• **What you are asked to do**: Find all lines below containing the string "feature" and return them.

(Stored dataset items)
========================================
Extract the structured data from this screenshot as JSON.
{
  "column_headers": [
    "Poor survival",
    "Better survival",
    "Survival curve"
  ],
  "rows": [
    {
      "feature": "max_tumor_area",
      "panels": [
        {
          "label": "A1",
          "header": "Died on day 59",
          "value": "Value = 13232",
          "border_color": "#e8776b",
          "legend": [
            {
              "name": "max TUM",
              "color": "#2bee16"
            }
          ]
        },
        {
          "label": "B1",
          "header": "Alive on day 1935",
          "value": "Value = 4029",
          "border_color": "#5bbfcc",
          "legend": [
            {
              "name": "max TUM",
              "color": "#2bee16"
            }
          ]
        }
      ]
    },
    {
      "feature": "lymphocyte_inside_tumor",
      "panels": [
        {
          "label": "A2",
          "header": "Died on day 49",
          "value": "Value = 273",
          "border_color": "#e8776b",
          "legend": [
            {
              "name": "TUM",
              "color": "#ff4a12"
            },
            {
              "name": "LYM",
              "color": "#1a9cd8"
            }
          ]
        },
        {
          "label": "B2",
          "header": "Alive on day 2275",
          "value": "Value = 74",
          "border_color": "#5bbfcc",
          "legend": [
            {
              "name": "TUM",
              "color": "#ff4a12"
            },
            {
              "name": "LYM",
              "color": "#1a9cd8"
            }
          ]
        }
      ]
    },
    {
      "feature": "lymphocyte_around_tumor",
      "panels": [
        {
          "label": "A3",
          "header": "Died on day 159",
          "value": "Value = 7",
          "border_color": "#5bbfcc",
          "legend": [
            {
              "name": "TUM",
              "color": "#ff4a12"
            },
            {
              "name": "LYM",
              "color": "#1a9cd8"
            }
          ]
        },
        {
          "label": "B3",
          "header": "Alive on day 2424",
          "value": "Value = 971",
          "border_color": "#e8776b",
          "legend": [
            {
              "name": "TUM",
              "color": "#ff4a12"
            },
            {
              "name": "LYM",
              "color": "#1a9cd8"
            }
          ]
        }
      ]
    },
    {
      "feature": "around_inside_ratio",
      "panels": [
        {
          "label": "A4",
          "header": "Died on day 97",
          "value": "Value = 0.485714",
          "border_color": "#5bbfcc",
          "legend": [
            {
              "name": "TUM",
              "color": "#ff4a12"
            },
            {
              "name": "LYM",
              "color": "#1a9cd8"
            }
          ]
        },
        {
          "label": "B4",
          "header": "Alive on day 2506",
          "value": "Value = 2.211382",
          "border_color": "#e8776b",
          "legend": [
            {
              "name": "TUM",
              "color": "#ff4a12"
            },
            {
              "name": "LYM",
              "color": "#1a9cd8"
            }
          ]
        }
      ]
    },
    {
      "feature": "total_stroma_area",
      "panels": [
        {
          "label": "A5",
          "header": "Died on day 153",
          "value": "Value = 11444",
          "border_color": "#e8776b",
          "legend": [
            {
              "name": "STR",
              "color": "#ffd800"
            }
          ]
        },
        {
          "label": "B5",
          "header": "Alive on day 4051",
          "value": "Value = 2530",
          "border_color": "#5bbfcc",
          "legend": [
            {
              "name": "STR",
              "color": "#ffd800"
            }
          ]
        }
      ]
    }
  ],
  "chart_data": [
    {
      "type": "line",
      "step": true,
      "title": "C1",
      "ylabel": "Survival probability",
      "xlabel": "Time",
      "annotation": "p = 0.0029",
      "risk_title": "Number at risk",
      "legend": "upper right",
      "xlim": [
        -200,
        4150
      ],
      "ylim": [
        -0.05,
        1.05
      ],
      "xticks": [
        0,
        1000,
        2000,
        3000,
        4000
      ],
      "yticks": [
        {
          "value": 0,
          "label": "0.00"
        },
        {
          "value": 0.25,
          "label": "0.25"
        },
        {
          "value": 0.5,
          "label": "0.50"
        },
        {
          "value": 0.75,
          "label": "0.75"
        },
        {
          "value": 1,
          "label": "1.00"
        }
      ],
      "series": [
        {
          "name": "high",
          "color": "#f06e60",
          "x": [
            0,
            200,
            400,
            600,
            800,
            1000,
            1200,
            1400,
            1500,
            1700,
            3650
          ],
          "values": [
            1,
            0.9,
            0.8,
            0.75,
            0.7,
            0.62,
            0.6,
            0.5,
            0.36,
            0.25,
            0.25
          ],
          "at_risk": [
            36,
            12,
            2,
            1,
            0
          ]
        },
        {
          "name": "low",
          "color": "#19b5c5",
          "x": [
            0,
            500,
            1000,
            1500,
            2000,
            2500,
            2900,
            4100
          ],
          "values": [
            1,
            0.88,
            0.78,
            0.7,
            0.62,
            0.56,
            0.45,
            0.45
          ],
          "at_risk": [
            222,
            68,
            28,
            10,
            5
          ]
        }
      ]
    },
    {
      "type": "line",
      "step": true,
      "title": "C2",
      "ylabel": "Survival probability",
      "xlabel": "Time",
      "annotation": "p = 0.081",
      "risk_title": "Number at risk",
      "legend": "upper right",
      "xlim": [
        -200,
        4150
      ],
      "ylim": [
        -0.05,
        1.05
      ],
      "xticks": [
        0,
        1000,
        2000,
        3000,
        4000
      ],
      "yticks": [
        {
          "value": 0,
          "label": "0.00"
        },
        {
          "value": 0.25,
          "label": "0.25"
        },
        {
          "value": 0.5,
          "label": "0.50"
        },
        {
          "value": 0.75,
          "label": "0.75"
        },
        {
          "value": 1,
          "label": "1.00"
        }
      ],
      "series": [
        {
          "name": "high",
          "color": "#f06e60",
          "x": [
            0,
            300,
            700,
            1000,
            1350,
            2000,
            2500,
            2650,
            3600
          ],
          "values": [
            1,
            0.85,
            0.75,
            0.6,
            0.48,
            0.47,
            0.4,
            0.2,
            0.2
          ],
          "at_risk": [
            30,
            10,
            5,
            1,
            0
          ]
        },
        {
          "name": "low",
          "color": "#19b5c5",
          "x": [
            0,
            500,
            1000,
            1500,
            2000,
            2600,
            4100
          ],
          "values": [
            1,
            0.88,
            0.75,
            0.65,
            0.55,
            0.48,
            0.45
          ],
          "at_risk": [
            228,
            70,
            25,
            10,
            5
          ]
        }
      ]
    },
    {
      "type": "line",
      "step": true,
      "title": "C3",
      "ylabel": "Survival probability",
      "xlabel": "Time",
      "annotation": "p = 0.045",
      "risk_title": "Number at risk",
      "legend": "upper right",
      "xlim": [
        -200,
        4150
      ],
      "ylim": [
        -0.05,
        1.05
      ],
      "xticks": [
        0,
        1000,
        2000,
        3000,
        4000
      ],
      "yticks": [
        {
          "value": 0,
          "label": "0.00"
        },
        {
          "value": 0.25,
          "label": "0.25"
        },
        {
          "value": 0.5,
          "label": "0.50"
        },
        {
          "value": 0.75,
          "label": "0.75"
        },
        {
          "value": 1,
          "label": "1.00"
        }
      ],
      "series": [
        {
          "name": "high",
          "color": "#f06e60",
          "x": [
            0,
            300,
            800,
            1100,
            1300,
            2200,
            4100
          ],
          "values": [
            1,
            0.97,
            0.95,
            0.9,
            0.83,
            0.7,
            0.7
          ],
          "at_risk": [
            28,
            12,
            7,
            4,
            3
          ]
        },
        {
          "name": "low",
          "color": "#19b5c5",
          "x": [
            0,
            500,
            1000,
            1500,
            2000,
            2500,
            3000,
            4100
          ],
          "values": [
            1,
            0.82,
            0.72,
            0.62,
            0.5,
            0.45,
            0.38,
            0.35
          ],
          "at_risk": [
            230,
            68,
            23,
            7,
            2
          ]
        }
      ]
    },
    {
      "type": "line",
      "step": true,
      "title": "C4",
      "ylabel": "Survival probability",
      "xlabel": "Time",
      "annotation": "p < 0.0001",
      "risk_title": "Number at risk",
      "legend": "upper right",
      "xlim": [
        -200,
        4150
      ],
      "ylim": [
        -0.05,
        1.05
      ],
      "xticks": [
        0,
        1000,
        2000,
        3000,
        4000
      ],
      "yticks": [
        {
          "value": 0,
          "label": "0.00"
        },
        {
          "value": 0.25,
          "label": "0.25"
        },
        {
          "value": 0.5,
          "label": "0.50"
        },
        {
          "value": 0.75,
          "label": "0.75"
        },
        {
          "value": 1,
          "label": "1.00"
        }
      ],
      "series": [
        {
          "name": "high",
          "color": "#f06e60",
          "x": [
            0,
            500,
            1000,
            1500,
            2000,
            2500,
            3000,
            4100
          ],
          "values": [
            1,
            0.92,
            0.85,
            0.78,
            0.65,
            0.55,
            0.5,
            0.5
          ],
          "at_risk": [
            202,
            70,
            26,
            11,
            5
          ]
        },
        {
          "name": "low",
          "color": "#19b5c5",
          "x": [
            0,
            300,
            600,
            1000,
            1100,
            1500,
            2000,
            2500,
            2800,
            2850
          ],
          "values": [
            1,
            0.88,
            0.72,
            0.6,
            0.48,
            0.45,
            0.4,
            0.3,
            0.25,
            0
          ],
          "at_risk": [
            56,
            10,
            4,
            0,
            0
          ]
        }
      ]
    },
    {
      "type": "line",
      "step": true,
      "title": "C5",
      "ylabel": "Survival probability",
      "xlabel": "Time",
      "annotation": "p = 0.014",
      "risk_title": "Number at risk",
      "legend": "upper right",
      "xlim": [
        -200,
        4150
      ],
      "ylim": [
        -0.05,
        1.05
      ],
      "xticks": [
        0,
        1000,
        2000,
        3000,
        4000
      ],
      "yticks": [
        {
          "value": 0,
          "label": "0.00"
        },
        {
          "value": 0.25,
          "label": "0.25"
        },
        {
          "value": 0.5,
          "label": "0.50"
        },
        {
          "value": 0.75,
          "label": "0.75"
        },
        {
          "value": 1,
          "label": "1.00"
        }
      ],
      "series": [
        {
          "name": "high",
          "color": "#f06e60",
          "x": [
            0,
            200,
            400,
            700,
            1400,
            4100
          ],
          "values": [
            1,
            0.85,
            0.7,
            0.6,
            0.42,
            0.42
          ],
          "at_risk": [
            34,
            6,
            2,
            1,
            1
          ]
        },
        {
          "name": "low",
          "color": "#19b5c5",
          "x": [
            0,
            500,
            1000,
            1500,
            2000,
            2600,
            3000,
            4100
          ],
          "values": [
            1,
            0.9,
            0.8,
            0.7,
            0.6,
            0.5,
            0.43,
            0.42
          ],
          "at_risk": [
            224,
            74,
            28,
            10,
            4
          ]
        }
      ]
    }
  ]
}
========================================
• **Written reply**:
      "feature": "max_tumor_area",
      "feature": "lymphocyte_inside_tumor",
      "feature": "lymphocyte_around_tumor",
      "feature": "around_inside_ratio",
      "feature": "total_stroma_area",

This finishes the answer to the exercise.